### SHORT TASK
Send back the records in full, character for character.

### Collected data
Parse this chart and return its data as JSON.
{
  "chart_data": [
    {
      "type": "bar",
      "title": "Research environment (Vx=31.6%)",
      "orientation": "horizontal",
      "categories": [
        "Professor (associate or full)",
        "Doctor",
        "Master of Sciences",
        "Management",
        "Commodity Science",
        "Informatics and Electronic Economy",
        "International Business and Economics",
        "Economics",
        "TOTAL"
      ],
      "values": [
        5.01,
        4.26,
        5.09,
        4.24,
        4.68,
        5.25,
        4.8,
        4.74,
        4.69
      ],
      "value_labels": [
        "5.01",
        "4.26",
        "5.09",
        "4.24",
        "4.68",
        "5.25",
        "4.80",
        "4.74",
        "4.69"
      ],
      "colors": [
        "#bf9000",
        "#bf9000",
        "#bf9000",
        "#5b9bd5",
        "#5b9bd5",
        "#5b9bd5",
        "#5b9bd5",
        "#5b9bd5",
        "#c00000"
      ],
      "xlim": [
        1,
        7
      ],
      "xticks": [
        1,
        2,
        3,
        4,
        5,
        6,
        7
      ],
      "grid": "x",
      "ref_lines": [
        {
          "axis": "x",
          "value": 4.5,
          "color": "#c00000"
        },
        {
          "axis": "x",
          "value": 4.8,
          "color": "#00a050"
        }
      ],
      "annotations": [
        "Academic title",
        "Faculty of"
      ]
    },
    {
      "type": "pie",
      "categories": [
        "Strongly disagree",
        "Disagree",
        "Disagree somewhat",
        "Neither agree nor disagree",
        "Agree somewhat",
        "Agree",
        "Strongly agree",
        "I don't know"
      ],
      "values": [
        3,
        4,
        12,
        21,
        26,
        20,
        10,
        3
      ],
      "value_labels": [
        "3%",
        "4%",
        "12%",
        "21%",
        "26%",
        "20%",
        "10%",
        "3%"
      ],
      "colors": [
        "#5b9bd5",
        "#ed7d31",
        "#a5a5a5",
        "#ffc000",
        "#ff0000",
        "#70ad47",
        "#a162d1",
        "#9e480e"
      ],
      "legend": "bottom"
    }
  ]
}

### WRITTEN ANSWER
Parse this chart and return its data as JSON.
{
  "chart_data": [
    {
      "type": "bar",
      "title": "Research environment (Vx=31.6%)",
      "orientation": "horizontal",
      "categories": [
        "Professor (associate or full)",
        "Doctor",
        "Master of Sciences",
        "Management",
        "Commodity Science",
        "Informatics and Electronic Economy",
        "International Business and Economics",
        "Economics",
        "TOTAL"
      ],
      "values": [
        5.01,
        4.26,
        5.09,
        4.24,
        4.68,
        5.25,
        4.8,
        4.74,
        4.69
      ],
      "value_labels": [
        "5.01",
        "4.26",
        "5.09",
        "4.24",
        "4.68",
        "5.25",
        "4.80",
        "4.74",
        "4.69"
      ],
      "colors": [
        "#bf9000",
        "#bf9000",
        "#bf9000",
        "#5b9bd5",
        "#5b9bd5",
        "#5b9bd5",
        "#5b9bd5",
        "#5b9bd5",
        "#c00000"
      ],
      "xlim": [
        1,
        7
      ],
      "xticks": [
        1,
        2,
        3,
        4,
        5,
        6,
        7
      ],
      "grid": "x",
      "ref_lines": [
        {
          "axis": "x",
          "value": 4.5,
          "color": "#c00000"
        },
        {
          "axis": "x",
          "value": 4.8,
          "color": "#00a050"
        }
      ],
      "annotations": [
        "Academic title",
        "Faculty of"
      ]
    },
    {
      "type": "pie",
      "categories": [
        "Strongly disagree",
        "Disagree",
        "Disagree somewhat",
        "Neither agree nor disagree",
        "Agree somewhat",
        "Agree",
        "Strongly agree",
        "I don't know"
      ],
      "values": [
        3,
        4,
        12,
        21,
        26,
        20,
        10,
        3
      ],
      "value_labels": [
        "3%",
        "4%",
        "12%",
        "21%",
        "26%",
        "20%",
        "10%",
        "3%"
      ],
      "colors": [
        "#5b9bd5",
        "#ed7d31",
        "#a5a5a5",
        "#ffc000",
        "#ff0000",
        "#70ad47",
        "#a162d1",
        "#9e480e"
      ],
      "legend": "bottom"
    }
  ]
}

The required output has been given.